TASK BRIEF: Quote the data below in full, reproducing every line without alteration.

-------- MATERIAL FOR THIS EXERCISE --------

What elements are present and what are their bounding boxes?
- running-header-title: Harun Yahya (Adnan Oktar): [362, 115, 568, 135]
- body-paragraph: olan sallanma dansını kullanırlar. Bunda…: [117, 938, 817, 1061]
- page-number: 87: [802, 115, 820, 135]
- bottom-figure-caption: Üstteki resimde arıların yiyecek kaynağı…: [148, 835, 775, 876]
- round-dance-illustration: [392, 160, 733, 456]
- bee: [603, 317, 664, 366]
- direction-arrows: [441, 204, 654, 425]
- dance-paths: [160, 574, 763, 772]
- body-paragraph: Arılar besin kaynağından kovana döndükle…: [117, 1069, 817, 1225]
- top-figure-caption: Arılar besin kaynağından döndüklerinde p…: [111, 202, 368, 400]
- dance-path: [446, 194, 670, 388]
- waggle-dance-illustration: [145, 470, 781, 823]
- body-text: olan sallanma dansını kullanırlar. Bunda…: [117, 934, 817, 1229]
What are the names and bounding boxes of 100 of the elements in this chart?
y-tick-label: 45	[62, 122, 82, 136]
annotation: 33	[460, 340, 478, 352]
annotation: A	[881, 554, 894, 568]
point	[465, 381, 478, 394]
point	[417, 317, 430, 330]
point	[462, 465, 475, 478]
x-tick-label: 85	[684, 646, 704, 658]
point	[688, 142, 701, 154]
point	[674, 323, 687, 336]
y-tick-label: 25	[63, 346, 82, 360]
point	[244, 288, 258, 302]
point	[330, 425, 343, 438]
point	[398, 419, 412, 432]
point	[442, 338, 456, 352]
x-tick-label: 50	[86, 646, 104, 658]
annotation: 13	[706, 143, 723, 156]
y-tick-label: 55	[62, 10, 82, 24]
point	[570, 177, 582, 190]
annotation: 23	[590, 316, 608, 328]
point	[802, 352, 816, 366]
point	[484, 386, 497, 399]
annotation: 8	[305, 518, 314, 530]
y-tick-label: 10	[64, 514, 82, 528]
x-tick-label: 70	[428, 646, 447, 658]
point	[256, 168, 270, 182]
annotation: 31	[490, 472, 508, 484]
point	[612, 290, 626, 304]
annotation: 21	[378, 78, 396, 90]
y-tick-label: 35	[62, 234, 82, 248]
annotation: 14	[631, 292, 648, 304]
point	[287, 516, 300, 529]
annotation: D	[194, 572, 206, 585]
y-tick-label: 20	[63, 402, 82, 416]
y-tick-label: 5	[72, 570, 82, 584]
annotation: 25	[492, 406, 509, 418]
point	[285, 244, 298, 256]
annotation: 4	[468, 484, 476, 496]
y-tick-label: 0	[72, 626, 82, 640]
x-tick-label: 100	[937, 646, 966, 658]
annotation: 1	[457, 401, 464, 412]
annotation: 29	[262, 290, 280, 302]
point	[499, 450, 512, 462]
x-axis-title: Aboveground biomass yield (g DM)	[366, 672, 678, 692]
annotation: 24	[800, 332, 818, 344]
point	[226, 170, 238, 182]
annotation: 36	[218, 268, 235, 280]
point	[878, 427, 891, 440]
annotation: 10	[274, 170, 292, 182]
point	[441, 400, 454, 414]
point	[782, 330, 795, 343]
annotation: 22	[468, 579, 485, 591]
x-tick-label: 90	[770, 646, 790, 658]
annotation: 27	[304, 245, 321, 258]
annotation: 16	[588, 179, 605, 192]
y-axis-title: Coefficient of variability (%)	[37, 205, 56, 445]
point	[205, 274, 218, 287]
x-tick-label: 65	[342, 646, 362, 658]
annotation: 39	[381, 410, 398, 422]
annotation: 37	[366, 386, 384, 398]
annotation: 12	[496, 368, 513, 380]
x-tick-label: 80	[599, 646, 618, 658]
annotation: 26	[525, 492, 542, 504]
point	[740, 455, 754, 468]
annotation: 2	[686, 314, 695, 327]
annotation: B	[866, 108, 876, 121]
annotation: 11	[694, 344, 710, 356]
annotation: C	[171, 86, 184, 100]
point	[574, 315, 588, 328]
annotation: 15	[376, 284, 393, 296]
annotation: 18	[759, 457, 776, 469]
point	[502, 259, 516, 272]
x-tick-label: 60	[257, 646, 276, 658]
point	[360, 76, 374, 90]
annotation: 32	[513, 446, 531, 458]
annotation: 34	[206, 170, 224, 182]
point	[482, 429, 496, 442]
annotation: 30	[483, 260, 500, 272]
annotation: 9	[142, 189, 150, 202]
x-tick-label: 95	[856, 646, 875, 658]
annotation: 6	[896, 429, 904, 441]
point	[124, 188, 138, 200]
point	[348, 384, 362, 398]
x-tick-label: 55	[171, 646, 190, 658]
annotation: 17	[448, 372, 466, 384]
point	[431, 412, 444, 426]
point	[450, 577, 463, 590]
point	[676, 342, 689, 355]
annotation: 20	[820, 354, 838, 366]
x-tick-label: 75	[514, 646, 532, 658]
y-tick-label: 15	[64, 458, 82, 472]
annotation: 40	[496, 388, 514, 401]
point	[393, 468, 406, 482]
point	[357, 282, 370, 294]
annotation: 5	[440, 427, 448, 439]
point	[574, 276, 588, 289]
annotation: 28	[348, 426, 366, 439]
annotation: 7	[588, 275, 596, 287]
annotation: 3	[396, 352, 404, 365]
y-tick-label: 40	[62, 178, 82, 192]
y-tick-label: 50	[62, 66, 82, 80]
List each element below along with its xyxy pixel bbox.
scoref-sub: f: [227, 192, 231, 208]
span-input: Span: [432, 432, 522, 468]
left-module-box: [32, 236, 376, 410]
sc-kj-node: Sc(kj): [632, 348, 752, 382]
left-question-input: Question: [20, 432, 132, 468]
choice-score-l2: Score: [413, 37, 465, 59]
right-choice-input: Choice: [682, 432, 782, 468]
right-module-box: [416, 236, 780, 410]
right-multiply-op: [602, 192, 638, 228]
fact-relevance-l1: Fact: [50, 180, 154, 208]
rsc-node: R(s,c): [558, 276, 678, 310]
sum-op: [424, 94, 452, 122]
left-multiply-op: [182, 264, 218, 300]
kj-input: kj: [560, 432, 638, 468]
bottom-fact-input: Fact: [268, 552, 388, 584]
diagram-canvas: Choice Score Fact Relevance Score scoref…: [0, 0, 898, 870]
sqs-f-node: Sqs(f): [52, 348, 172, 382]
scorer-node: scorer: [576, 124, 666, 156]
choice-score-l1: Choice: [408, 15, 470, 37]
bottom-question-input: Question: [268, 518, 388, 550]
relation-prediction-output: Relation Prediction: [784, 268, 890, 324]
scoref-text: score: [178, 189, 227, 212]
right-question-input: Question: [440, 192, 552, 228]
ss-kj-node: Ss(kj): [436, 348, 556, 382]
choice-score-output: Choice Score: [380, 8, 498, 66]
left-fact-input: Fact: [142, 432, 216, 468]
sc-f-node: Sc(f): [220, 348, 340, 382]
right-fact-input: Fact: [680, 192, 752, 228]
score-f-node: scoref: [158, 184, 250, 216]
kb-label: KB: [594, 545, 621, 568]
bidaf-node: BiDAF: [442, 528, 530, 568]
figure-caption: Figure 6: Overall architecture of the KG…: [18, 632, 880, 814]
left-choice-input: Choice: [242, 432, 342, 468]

--------

OUTPUT:
What elements are present and what are their bounding boxes?
- running-header-title: Harun Yahya (Adnan Oktar): [362, 115, 568, 135]
- body-paragraph: olan sallanma dansını kullanırlar. Bunda…: [117, 938, 817, 1061]
- page-number: 87: [802, 115, 820, 135]
- bottom-figure-caption: Üstteki resimde arıların yiyecek kaynağı…: [148, 835, 775, 876]
- round-dance-illustration: [392, 160, 733, 456]
- bee: [603, 317, 664, 366]
- direction-arrows: [441, 204, 654, 425]
- dance-paths: [160, 574, 763, 772]
- body-paragraph: Arılar besin kaynağından kovana döndükle…: [117, 1069, 817, 1225]
- top-figure-caption: Arılar besin kaynağından döndüklerinde p…: [111, 202, 368, 400]
- dance-path: [446, 194, 670, 388]
- waggle-dance-illustration: [145, 470, 781, 823]
- body-text: olan sallanma dansını kullanırlar. Bunda…: [117, 934, 817, 1229]
What are the names and bounding boxes of 100 of the elements in this chart?
y-tick-label: 45	[62, 122, 82, 136]
annotation: 33	[460, 340, 478, 352]
annotation: A	[881, 554, 894, 568]
point	[465, 381, 478, 394]
point	[417, 317, 430, 330]
point	[462, 465, 475, 478]
x-tick-label: 85	[684, 646, 704, 658]
point	[688, 142, 701, 154]
point	[674, 323, 687, 336]
y-tick-label: 25	[63, 346, 82, 360]
point	[244, 288, 258, 302]
point	[330, 425, 343, 438]
point	[398, 419, 412, 432]
point	[442, 338, 456, 352]
x-tick-label: 50	[86, 646, 104, 658]
annotation: 13	[706, 143, 723, 156]
y-tick-label: 55	[62, 10, 82, 24]
point	[570, 177, 582, 190]
annotation: 23	[590, 316, 608, 328]
point	[802, 352, 816, 366]
point	[484, 386, 497, 399]
annotation: 8	[305, 518, 314, 530]
y-tick-label: 10	[64, 514, 82, 528]
x-tick-label: 70	[428, 646, 447, 658]
point	[256, 168, 270, 182]
annotation: 31	[490, 472, 508, 484]
point	[612, 290, 626, 304]
annotation: 21	[378, 78, 396, 90]
y-tick-label: 35	[62, 234, 82, 248]
annotation: 14	[631, 292, 648, 304]
point	[287, 516, 300, 529]
annotation: D	[194, 572, 206, 585]
y-tick-label: 20	[63, 402, 82, 416]
y-tick-label: 5	[72, 570, 82, 584]
annotation: 25	[492, 406, 509, 418]
point	[285, 244, 298, 256]
annotation: 4	[468, 484, 476, 496]
y-tick-label: 0	[72, 626, 82, 640]
x-tick-label: 100	[937, 646, 966, 658]
annotation: 1	[457, 401, 464, 412]
annotation: 29	[262, 290, 280, 302]
point	[499, 450, 512, 462]
x-axis-title: Aboveground biomass yield (g DM)	[366, 672, 678, 692]
annotation: 24	[800, 332, 818, 344]
point	[226, 170, 238, 182]
annotation: 36	[218, 268, 235, 280]
point	[878, 427, 891, 440]
annotation: 10	[274, 170, 292, 182]
point	[441, 400, 454, 414]
point	[782, 330, 795, 343]
annotation: 22	[468, 579, 485, 591]
x-tick-label: 90	[770, 646, 790, 658]
annotation: 27	[304, 245, 321, 258]
annotation: 16	[588, 179, 605, 192]
y-axis-title: Coefficient of variability (%)	[37, 205, 56, 445]
point	[205, 274, 218, 287]
x-tick-label: 65	[342, 646, 362, 658]
annotation: 39	[381, 410, 398, 422]
annotation: 37	[366, 386, 384, 398]
annotation: 12	[496, 368, 513, 380]
x-tick-label: 80	[599, 646, 618, 658]
annotation: 26	[525, 492, 542, 504]
point	[740, 455, 754, 468]
annotation: 2	[686, 314, 695, 327]
annotation: B	[866, 108, 876, 121]
annotation: 11	[694, 344, 710, 356]
annotation: C	[171, 86, 184, 100]
point	[574, 315, 588, 328]
annotation: 15	[376, 284, 393, 296]
annotation: 18	[759, 457, 776, 469]
point	[502, 259, 516, 272]
x-tick-label: 60	[257, 646, 276, 658]
point	[360, 76, 374, 90]
annotation: 32	[513, 446, 531, 458]
annotation: 34	[206, 170, 224, 182]
point	[482, 429, 496, 442]
annotation: 30	[483, 260, 500, 272]
annotation: 9	[142, 189, 150, 202]
x-tick-label: 95	[856, 646, 875, 658]
annotation: 6	[896, 429, 904, 441]
point	[124, 188, 138, 200]
point	[348, 384, 362, 398]
x-tick-label: 55	[171, 646, 190, 658]
annotation: 17	[448, 372, 466, 384]
point	[431, 412, 444, 426]
point	[450, 577, 463, 590]
point	[676, 342, 689, 355]
annotation: 20	[820, 354, 838, 366]
x-tick-label: 75	[514, 646, 532, 658]
y-tick-label: 15	[64, 458, 82, 472]
annotation: 40	[496, 388, 514, 401]
point	[393, 468, 406, 482]
point	[357, 282, 370, 294]
annotation: 5	[440, 427, 448, 439]
point	[574, 276, 588, 289]
annotation: 28	[348, 426, 366, 439]
annotation: 7	[588, 275, 596, 287]
annotation: 3	[396, 352, 404, 365]
y-tick-label: 40	[62, 178, 82, 192]
y-tick-label: 50	[62, 66, 82, 80]
List each element below along with its xyxy pixel bbox.
scoref-sub: f: [227, 192, 231, 208]
span-input: Span: [432, 432, 522, 468]
left-module-box: [32, 236, 376, 410]
sc-kj-node: Sc(kj): [632, 348, 752, 382]
left-question-input: Question: [20, 432, 132, 468]
choice-score-l2: Score: [413, 37, 465, 59]
right-choice-input: Choice: [682, 432, 782, 468]
right-module-box: [416, 236, 780, 410]
right-multiply-op: [602, 192, 638, 228]
fact-relevance-l1: Fact: [50, 180, 154, 208]
rsc-node: R(s,c): [558, 276, 678, 310]
sum-op: [424, 94, 452, 122]
left-multiply-op: [182, 264, 218, 300]
kj-input: kj: [560, 432, 638, 468]
bottom-fact-input: Fact: [268, 552, 388, 584]
diagram-canvas: Choice Score Fact Relevance Score scoref…: [0, 0, 898, 870]
sqs-f-node: Sqs(f): [52, 348, 172, 382]
scorer-node: scorer: [576, 124, 666, 156]
choice-score-l1: Choice: [408, 15, 470, 37]
bottom-question-input: Question: [268, 518, 388, 550]
relation-prediction-output: Relation Prediction: [784, 268, 890, 324]
scoref-text: score: [178, 189, 227, 212]
right-question-input: Question: [440, 192, 552, 228]
ss-kj-node: Ss(kj): [436, 348, 556, 382]
choice-score-output: Choice Score: [380, 8, 498, 66]
left-fact-input: Fact: [142, 432, 216, 468]
sc-f-node: Sc(f): [220, 348, 340, 382]
right-fact-input: Fact: [680, 192, 752, 228]
score-f-node: scoref: [158, 184, 250, 216]
kb-label: KB: [594, 545, 621, 568]
bidaf-node: BiDAF: [442, 528, 530, 568]
figure-caption: Figure 6: Overall architecture of the KG…: [18, 632, 880, 814]
left-choice-input: Choice: [242, 432, 342, 468]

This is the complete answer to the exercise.